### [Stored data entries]
>> Begin

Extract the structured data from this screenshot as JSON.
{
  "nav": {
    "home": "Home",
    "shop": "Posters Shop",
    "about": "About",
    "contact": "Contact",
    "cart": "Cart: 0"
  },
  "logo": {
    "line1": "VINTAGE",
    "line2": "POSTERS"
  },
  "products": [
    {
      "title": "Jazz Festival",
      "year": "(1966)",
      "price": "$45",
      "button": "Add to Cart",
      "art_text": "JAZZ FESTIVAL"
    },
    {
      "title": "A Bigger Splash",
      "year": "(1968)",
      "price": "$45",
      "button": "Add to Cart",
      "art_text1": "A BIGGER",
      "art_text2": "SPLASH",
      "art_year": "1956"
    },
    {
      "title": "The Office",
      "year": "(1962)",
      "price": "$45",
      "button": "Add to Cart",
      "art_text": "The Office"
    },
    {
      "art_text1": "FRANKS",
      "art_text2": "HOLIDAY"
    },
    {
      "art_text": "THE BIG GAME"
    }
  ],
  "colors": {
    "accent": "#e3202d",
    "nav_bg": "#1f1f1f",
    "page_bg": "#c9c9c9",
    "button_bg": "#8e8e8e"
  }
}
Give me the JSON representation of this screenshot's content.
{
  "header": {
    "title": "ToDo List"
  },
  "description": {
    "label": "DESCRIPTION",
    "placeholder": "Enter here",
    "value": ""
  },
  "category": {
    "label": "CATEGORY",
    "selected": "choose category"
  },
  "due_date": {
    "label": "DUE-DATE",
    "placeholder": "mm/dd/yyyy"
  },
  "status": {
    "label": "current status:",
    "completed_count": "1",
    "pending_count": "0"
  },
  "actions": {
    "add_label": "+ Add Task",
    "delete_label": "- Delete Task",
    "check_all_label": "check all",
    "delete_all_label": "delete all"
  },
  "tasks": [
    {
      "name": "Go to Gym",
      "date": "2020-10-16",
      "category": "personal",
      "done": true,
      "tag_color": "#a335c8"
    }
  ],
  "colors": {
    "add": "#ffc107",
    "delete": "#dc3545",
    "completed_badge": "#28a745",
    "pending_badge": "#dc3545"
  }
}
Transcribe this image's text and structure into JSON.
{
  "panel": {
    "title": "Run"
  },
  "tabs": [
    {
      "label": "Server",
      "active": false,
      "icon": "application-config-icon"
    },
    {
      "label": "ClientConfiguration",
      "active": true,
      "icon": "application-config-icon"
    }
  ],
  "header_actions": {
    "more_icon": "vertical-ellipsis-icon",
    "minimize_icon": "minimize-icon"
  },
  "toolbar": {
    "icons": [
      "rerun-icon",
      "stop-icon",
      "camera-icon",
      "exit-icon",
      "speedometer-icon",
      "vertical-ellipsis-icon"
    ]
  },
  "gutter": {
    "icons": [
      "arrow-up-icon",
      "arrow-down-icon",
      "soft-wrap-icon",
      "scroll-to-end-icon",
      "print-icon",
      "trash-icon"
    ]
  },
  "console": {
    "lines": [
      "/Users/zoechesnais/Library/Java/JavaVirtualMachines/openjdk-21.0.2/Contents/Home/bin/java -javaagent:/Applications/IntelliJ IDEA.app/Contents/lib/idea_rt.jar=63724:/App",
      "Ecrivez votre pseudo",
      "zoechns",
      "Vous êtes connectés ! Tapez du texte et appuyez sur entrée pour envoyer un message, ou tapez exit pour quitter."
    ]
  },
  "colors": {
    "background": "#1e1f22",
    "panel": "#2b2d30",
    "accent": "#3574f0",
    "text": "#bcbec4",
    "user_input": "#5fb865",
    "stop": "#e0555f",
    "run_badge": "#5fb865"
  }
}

>> End

### [EXERCISE DETAILS]
Write all of the records out again exactly.

### [RESULT OF THIS TASK]
Extract the structured data from this screenshot as JSON.
{
  "nav": {
    "home": "Home",
    "shop": "Posters Shop",
    "about": "About",
    "contact": "Contact",
    "cart": "Cart: 0"
  },
  "logo": {
    "line1": "VINTAGE",
    "line2": "POSTERS"
  },
  "products": [
    {
      "title": "Jazz Festival",
      "year": "(1966)",
      "price": "$45",
      "button": "Add to Cart",
      "art_text": "JAZZ FESTIVAL"
    },
    {
      "title": "A Bigger Splash",
      "year": "(1968)",
      "price": "$45",
      "button": "Add to Cart",
      "art_text1": "A BIGGER",
      "art_text2": "SPLASH",
      "art_year": "1956"
    },
    {
      "title": "The Office",
      "year": "(1962)",
      "price": "$45",
      "button": "Add to Cart",
      "art_text": "The Office"
    },
    {
      "art_text1": "FRANKS",
      "art_text2": "HOLIDAY"
    },
    {
      "art_text": "THE BIG GAME"
    }
  ],
  "colors": {
    "accent": "#e3202d",
    "nav_bg": "#1f1f1f",
    "page_bg": "#c9c9c9",
    "button_bg": "#8e8e8e"
  }
}
Give me the JSON representation of this screenshot's content.
{
  "header": {
    "title": "ToDo List"
  },
  "description": {
    "label": "DESCRIPTION",
    "placeholder": "Enter here",
    "value": ""
  },
  "category": {
    "label": "CATEGORY",
    "selected": "choose category"
  },
  "due_date": {
    "label": "DUE-DATE",
    "placeholder": "mm/dd/yyyy"
  },
  "status": {
    "label": "current status:",
    "completed_count": "1",
    "pending_count": "0"
  },
  "actions": {
    "add_label": "+ Add Task",
    "delete_label": "- Delete Task",
    "check_all_label": "check all",
    "delete_all_label": "delete all"
  },
  "tasks": [
    {
      "name": "Go to Gym",
      "date": "2020-10-16",
      "category": "personal",
      "done": true,
      "tag_color": "#a335c8"
    }
  ],
  "colors": {
    "add": "#ffc107",
    "delete": "#dc3545",
    "completed_badge": "#28a745",
    "pending_badge": "#dc3545"
  }
}
Transcribe this image's text and structure into JSON.
{
  "panel": {
    "title": "Run"
  },
  "tabs": [
    {
      "label": "Server",
      "active": false,
      "icon": "application-config-icon"
    },
    {
      "label": "ClientConfiguration",
      "active": true,
      "icon": "application-config-icon"
    }
  ],
  "header_actions": {
    "more_icon": "vertical-ellipsis-icon",
    "minimize_icon": "minimize-icon"
  },
  "toolbar": {
    "icons": [
      "rerun-icon",
      "stop-icon",
      "camera-icon",
      "exit-icon",
      "speedometer-icon",
      "vertical-ellipsis-icon"
    ]
  },
  "gutter": {
    "icons": [
      "arrow-up-icon",
      "arrow-down-icon",
      "soft-wrap-icon",
      "scroll-to-end-icon",
      "print-icon",
      "trash-icon"
    ]
  },
  "console": {
    "lines": [
      "/Users/zoechesnais/Library/Java/JavaVirtualMachines/openjdk-21.0.2/Contents/Home/bin/java -javaagent:/Applications/IntelliJ IDEA.app/Contents/lib/idea_rt.jar=63724:/App",
      "Ecrivez votre pseudo",
      "zoechns",
      "Vous êtes connectés ! Tapez du texte et appuyez sur entrée pour envoyer un message, ou tapez exit pour quitter."
    ]
  },
  "colors": {
    "background": "#1e1f22",
    "panel": "#2b2d30",
    "accent": "#3574f0",
    "text": "#bcbec4",
    "user_input": "#5fb865",
    "stop": "#e0555f",
    "run_badge": "#5fb865"
  }
}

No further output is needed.